- _WORK TO DO_
All of the material below is to be retyped exactly.

- _DATA SUPPLIED_
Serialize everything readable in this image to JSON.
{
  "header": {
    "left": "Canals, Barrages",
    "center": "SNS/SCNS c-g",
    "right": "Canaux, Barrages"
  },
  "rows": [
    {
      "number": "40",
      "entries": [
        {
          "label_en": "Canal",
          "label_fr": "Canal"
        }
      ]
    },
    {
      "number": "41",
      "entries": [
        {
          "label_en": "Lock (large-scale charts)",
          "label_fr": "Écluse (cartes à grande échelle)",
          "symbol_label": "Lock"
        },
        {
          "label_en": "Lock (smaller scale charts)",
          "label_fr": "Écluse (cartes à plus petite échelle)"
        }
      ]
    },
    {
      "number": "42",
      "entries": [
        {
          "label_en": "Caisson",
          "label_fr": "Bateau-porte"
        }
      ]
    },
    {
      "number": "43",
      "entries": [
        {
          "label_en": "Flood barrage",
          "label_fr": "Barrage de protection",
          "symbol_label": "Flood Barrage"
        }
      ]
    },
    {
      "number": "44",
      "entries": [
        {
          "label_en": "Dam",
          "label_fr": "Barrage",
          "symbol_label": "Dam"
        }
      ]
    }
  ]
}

- _RESULT OF THIS TASK_
Serialize everything readable in this image to JSON.
{
  "header": {
    "left": "Canals, Barrages",
    "center": "SNS/SCNS c-g",
    "right": "Canaux, Barrages"
  },
  "rows": [
    {
      "number": "40",
      "entries": [
        {
          "label_en": "Canal",
          "label_fr": "Canal"
        }
      ]
    },
    {
      "number": "41",
      "entries": [
        {
          "label_en": "Lock (large-scale charts)",
          "label_fr": "Écluse (cartes à grande échelle)",
          "symbol_label": "Lock"
        },
        {
          "label_en": "Lock (smaller scale charts)",
          "label_fr": "Écluse (cartes à plus petite échelle)"
        }
      ]
    },
    {
      "number": "42",
      "entries": [
        {
          "label_en": "Caisson",
          "label_fr": "Bateau-porte"
        }
      ]
    },
    {
      "number": "43",
      "entries": [
        {
          "label_en": "Flood barrage",
          "label_fr": "Barrage de protection",
          "symbol_label": "Flood Barrage"
        }
      ]
    },
    {
      "number": "44",
      "entries": [
        {
          "label_en": "Dam",
          "label_fr": "Barrage",
          "symbol_label": "Dam"
        }
      ]
    }
  ]
}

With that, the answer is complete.